- _STATED PROBLEM_
Set down the material once more, exactly as it appears.
===
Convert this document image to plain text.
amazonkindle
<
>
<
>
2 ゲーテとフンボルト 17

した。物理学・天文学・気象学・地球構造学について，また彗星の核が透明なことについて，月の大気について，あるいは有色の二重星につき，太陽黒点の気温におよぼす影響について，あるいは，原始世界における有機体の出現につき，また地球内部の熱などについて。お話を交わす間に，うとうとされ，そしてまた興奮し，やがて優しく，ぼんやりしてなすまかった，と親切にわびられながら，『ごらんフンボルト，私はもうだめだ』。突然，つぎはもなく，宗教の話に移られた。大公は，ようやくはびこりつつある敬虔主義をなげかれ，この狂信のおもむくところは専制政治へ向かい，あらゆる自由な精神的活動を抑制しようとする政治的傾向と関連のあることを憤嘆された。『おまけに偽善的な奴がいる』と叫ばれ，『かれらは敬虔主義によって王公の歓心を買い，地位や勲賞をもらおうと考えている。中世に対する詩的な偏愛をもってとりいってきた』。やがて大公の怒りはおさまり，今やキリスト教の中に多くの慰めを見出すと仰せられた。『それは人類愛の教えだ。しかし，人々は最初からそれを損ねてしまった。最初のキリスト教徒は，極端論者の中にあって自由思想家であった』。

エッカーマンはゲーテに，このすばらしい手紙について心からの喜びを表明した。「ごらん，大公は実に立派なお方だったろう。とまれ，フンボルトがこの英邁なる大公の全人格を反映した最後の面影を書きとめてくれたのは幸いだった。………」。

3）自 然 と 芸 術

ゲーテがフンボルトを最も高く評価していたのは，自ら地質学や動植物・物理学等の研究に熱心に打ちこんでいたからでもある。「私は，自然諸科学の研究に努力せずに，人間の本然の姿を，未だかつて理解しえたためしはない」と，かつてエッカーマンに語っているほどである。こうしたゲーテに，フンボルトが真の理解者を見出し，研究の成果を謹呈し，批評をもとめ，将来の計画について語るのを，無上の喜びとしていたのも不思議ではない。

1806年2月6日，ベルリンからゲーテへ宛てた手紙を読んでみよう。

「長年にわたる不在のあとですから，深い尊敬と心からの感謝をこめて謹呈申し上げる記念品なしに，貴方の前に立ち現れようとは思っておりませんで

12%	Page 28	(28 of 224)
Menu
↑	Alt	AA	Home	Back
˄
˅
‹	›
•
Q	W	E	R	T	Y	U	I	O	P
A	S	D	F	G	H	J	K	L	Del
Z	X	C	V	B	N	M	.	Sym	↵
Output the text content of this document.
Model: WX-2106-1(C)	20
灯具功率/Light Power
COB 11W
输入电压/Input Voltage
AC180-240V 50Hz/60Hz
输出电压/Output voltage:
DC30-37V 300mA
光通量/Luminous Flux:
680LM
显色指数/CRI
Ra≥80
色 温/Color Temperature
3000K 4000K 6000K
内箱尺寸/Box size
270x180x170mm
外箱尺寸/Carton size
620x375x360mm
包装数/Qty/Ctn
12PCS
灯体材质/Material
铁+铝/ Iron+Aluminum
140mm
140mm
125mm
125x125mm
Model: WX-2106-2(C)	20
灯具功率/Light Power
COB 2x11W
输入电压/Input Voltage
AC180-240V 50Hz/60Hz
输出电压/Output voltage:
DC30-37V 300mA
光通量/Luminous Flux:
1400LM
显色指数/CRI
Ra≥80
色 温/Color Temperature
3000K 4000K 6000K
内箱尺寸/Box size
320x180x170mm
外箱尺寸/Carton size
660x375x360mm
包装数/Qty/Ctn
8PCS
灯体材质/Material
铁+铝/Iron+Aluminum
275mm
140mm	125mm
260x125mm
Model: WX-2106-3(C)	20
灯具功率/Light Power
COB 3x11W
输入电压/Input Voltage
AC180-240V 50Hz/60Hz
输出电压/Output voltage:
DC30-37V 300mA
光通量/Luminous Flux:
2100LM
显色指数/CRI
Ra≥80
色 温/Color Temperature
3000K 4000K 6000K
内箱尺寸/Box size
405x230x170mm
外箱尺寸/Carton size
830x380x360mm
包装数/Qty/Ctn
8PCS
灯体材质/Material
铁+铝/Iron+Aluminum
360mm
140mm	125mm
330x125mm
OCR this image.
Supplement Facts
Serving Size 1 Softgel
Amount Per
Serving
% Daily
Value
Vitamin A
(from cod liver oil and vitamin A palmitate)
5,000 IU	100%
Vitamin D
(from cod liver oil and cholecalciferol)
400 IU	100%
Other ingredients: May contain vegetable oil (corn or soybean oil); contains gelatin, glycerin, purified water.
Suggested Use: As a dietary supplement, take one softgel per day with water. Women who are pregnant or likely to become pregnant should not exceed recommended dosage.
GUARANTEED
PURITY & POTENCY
===
- _SOLUTION TO THE PROBLEM_
Convert this document image to plain text.
amazonkindle
<
>
<
>
2 ゲーテとフンボルト 17

した。物理学・天文学・気象学・地球構造学について，また彗星の核が透明なことについて，月の大気について，あるいは有色の二重星につき，太陽黒点の気温におよぼす影響について，あるいは，原始世界における有機体の出現につき，また地球内部の熱などについて。お話を交わす間に，うとうとされ，そしてまた興奮し，やがて優しく，ぼんやりしてなすまかった，と親切にわびられながら，『ごらんフンボルト，私はもうだめだ』。突然，つぎはもなく，宗教の話に移られた。大公は，ようやくはびこりつつある敬虔主義をなげかれ，この狂信のおもむくところは専制政治へ向かい，あらゆる自由な精神的活動を抑制しようとする政治的傾向と関連のあることを憤嘆された。『おまけに偽善的な奴がいる』と叫ばれ，『かれらは敬虔主義によって王公の歓心を買い，地位や勲賞をもらおうと考えている。中世に対する詩的な偏愛をもってとりいってきた』。やがて大公の怒りはおさまり，今やキリスト教の中に多くの慰めを見出すと仰せられた。『それは人類愛の教えだ。しかし，人々は最初からそれを損ねてしまった。最初のキリスト教徒は，極端論者の中にあって自由思想家であった』。

エッカーマンはゲーテに，このすばらしい手紙について心からの喜びを表明した。「ごらん，大公は実に立派なお方だったろう。とまれ，フンボルトがこの英邁なる大公の全人格を反映した最後の面影を書きとめてくれたのは幸いだった。………」。

3）自 然 と 芸 術

ゲーテがフンボルトを最も高く評価していたのは，自ら地質学や動植物・物理学等の研究に熱心に打ちこんでいたからでもある。「私は，自然諸科学の研究に努力せずに，人間の本然の姿を，未だかつて理解しえたためしはない」と，かつてエッカーマンに語っているほどである。こうしたゲーテに，フンボルトが真の理解者を見出し，研究の成果を謹呈し，批評をもとめ，将来の計画について語るのを，無上の喜びとしていたのも不思議ではない。

1806年2月6日，ベルリンからゲーテへ宛てた手紙を読んでみよう。

「長年にわたる不在のあとですから，深い尊敬と心からの感謝をこめて謹呈申し上げる記念品なしに，貴方の前に立ち現れようとは思っておりませんで

12%	Page 28	(28 of 224)
Menu
↑	Alt	AA	Home	Back
˄
˅
‹	›
•
Q	W	E	R	T	Y	U	I	O	P
A	S	D	F	G	H	J	K	L	Del
Z	X	C	V	B	N	M	.	Sym	↵
Output the text content of this document.
Model: WX-2106-1(C)	20
灯具功率/Light Power
COB 11W
输入电压/Input Voltage
AC180-240V 50Hz/60Hz
输出电压/Output voltage:
DC30-37V 300mA
光通量/Luminous Flux:
680LM
显色指数/CRI
Ra≥80
色 温/Color Temperature
3000K 4000K 6000K
内箱尺寸/Box size
270x180x170mm
外箱尺寸/Carton size
620x375x360mm
包装数/Qty/Ctn
12PCS
灯体材质/Material
铁+铝/ Iron+Aluminum
140mm
140mm
125mm
125x125mm
Model: WX-2106-2(C)	20
灯具功率/Light Power
COB 2x11W
输入电压/Input Voltage
AC180-240V 50Hz/60Hz
输出电压/Output voltage:
DC30-37V 300mA
光通量/Luminous Flux:
1400LM
显色指数/CRI
Ra≥80
色 温/Color Temperature
3000K 4000K 6000K
内箱尺寸/Box size
320x180x170mm
外箱尺寸/Carton size
660x375x360mm
包装数/Qty/Ctn
8PCS
灯体材质/Material
铁+铝/Iron+Aluminum
275mm
140mm	125mm
260x125mm
Model: WX-2106-3(C)	20
灯具功率/Light Power
COB 3x11W
输入电压/Input Voltage
AC180-240V 50Hz/60Hz
输出电压/Output voltage:
DC30-37V 300mA
光通量/Luminous Flux:
2100LM
显色指数/CRI
Ra≥80
色 温/Color Temperature
3000K 4000K 6000K
内箱尺寸/Box size
405x230x170mm
外箱尺寸/Carton size
830x380x360mm
包装数/Qty/Ctn
8PCS
灯体材质/Material
铁+铝/Iron+Aluminum
360mm
140mm	125mm
330x125mm
OCR this image.
Supplement Facts
Serving Size 1 Softgel
Amount Per
Serving
% Daily
Value
Vitamin A
(from cod liver oil and vitamin A palmitate)
5,000 IU	100%
Vitamin D
(from cod liver oil and cholecalciferol)
400 IU	100%
Other ingredients: May contain vegetable oil (corn or soybean oil); contains gelatin, glycerin, purified water.
Suggested Use: As a dietary supplement, take one softgel per day with water. Women who are pregnant or likely to become pregnant should not exceed recommended dosage.
GUARANTEED
PURITY & POTENCY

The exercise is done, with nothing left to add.